▶ [Given problem]:
Tally up the lines that include "adopting" and state that number by itself.

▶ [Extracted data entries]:

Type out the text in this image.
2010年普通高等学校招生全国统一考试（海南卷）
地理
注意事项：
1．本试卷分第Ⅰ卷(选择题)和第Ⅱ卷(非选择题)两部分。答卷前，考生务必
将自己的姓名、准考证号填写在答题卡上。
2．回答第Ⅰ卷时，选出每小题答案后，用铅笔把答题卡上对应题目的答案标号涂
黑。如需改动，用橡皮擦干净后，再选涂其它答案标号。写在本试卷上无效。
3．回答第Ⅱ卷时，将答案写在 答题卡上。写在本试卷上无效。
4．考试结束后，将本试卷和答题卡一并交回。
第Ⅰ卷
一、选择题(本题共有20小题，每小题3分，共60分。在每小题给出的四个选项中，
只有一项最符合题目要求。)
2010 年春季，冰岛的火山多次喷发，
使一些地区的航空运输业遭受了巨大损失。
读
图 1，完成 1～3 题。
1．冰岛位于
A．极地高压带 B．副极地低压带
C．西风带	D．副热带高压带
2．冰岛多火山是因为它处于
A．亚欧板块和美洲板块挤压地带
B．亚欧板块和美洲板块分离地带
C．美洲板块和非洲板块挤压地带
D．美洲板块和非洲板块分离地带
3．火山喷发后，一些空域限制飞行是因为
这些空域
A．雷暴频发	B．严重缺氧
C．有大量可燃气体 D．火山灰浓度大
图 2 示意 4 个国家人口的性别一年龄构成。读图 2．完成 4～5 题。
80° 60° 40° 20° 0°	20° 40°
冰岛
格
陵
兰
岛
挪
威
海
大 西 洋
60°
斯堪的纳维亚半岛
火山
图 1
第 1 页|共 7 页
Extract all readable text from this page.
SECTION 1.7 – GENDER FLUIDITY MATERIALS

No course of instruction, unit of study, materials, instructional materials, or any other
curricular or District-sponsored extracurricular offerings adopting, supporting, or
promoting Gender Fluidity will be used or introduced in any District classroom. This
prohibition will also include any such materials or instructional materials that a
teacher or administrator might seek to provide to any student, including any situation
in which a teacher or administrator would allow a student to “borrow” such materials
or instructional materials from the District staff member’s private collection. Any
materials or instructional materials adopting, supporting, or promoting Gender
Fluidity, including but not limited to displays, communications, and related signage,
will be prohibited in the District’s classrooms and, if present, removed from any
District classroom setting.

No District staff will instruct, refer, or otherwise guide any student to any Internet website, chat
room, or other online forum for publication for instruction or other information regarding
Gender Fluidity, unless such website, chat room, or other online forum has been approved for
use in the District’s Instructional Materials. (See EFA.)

▶ [Solution to this task]:
2